• **Aim of the exercise**
In the material below, find all lines with the string "this" and copy them.
======== Provided records
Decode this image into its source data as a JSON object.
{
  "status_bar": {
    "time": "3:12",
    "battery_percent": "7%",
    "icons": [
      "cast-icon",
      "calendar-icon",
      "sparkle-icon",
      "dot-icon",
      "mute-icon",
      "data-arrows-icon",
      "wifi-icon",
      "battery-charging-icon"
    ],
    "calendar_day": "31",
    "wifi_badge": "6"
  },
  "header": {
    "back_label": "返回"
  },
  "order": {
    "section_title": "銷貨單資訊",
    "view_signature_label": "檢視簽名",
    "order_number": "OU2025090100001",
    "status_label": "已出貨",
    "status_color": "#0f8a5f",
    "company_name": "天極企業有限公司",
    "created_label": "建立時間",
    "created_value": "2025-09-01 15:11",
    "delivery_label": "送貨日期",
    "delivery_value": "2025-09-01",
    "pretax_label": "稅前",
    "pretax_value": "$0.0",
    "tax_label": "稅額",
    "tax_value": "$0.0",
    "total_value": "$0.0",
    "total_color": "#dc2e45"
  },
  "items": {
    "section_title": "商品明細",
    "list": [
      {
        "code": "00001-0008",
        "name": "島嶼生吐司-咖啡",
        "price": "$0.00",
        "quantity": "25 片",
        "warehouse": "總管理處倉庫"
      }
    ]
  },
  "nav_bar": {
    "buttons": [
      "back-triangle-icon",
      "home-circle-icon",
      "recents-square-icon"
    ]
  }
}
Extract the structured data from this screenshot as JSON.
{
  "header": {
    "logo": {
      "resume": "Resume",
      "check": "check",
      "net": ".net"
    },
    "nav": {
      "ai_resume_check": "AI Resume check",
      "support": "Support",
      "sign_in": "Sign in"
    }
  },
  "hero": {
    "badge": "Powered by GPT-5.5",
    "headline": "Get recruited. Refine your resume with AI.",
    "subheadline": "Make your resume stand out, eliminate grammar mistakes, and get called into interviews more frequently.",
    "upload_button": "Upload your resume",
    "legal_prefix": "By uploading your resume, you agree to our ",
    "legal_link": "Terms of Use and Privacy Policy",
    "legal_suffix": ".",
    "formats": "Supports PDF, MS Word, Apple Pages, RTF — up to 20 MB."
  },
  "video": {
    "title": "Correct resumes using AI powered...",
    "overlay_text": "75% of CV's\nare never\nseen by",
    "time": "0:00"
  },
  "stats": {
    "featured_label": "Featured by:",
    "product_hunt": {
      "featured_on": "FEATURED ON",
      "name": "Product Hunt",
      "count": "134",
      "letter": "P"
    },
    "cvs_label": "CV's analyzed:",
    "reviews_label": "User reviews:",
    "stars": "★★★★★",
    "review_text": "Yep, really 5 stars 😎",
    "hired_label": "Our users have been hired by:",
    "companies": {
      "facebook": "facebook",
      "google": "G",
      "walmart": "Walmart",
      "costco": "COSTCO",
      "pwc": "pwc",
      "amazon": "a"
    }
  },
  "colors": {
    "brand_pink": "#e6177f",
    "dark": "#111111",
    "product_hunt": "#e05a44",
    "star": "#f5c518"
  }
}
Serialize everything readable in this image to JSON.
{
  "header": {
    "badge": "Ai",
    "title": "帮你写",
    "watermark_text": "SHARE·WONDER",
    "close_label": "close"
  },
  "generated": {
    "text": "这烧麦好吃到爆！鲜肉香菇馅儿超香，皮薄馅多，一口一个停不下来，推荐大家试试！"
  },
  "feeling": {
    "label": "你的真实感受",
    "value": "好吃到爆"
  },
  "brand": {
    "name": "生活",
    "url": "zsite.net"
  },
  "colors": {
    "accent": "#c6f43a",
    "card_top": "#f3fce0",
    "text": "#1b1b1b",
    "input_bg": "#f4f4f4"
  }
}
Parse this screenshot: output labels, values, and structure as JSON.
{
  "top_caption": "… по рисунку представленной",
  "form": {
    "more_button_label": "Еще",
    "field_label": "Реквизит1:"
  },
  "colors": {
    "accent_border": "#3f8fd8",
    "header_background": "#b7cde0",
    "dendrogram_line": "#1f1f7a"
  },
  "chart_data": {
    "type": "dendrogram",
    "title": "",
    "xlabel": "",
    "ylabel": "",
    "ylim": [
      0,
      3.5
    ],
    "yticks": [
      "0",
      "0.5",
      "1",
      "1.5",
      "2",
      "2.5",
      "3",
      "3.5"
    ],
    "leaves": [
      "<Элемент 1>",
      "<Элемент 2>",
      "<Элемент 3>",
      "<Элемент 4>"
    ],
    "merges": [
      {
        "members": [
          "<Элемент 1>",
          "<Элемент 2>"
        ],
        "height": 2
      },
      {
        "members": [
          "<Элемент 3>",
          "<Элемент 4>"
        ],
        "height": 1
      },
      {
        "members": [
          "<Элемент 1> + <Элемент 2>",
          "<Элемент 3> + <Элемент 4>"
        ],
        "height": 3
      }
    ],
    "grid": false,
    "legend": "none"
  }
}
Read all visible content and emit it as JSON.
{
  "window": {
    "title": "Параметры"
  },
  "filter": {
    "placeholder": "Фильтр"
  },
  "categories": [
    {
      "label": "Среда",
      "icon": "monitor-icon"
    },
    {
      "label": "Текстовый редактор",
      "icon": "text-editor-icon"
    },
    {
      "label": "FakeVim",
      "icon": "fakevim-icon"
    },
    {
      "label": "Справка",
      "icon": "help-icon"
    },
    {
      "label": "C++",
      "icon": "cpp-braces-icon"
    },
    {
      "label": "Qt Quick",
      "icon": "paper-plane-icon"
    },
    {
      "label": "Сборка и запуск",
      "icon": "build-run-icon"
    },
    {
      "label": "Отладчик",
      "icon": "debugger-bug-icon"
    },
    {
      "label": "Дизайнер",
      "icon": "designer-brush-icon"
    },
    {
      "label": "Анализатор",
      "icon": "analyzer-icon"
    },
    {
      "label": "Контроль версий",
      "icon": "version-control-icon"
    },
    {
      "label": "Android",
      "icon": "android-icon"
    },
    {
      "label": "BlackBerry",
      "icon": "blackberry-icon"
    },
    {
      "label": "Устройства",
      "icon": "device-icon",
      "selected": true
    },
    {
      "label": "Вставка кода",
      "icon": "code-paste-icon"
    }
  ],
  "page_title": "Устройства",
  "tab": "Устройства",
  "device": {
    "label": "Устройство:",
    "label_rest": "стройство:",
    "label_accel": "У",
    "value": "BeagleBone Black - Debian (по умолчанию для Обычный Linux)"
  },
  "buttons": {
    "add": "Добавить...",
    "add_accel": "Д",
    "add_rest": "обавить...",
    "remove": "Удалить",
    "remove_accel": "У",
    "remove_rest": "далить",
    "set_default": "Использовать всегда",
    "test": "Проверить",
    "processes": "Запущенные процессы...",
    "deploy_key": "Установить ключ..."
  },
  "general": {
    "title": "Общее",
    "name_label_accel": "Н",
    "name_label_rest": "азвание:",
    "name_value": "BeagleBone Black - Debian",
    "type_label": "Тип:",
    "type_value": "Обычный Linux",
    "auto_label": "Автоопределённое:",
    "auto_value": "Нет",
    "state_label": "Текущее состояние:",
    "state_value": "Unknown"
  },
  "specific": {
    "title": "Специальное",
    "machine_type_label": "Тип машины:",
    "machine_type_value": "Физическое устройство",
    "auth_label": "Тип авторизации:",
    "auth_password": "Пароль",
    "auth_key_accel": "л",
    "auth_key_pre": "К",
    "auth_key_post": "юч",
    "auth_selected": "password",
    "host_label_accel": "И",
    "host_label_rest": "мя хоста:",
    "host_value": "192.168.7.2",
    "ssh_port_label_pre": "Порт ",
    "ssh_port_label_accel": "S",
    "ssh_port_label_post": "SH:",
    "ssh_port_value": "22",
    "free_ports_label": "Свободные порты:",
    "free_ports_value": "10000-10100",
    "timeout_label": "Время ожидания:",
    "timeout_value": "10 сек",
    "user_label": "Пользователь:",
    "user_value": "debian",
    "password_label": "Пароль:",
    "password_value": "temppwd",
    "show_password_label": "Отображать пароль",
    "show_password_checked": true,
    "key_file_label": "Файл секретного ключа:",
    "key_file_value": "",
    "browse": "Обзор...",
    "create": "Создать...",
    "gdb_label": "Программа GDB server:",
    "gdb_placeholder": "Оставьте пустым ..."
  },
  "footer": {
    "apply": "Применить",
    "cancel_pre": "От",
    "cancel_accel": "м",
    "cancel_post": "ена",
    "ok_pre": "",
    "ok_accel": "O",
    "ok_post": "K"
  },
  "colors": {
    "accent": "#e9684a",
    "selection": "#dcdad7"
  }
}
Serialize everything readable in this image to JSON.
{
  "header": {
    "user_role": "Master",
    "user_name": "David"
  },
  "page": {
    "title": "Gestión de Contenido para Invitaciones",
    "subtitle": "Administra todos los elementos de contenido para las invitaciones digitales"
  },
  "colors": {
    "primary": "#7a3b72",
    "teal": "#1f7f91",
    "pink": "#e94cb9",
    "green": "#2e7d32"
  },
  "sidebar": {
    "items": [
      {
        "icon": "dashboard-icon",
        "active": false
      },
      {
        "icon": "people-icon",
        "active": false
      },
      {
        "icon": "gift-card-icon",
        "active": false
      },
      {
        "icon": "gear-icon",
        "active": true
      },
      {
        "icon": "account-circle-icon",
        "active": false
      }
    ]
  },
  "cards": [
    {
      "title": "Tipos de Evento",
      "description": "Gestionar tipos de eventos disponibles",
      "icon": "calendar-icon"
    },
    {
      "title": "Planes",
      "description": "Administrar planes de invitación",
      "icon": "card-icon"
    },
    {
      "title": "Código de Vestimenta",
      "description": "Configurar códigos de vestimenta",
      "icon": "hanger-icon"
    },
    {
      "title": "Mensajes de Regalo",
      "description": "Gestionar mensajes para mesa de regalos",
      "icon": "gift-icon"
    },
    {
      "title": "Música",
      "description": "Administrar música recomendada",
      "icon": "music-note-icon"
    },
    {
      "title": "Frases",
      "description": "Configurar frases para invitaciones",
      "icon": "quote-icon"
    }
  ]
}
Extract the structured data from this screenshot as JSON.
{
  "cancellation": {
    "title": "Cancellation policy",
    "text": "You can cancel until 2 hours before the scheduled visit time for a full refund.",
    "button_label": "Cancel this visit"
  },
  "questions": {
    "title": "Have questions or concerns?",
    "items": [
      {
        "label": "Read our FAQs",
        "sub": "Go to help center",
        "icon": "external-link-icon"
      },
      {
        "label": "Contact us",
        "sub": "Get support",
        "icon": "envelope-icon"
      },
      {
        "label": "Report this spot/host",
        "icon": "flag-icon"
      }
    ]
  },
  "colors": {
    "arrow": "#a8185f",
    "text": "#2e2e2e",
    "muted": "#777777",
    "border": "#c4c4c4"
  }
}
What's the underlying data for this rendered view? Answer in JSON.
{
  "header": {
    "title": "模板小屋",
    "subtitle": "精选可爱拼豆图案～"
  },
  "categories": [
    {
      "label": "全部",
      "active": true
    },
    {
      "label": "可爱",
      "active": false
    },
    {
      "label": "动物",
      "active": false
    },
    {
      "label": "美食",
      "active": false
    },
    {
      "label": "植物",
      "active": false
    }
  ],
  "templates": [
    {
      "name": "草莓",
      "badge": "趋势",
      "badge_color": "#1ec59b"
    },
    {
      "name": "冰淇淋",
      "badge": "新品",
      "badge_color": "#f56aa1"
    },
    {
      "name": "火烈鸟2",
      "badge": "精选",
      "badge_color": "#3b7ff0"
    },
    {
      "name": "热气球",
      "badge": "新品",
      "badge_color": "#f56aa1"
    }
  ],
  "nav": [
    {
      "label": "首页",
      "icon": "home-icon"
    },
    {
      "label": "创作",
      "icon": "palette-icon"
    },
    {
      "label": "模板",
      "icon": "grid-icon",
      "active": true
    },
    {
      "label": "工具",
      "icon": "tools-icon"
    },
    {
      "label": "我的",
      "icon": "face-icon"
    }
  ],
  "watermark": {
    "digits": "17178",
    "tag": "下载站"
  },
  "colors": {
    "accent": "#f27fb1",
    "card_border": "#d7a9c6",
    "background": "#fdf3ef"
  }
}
================
• **Response to the task**
Decode this image into its source data as a JSON object.
Extract the structured data from this screenshot as JSON.
Serialize everything readable in this image to JSON.
Parse this screenshot: output labels, values, and structure as JSON.
Serialize everything readable in this image to JSON.
Extract the structured data from this screenshot as JSON.
    "button_label": "Cancel this visit"
        "label": "Report this spot/host",
What's the underlying data for this rendered view? Answer in JSON.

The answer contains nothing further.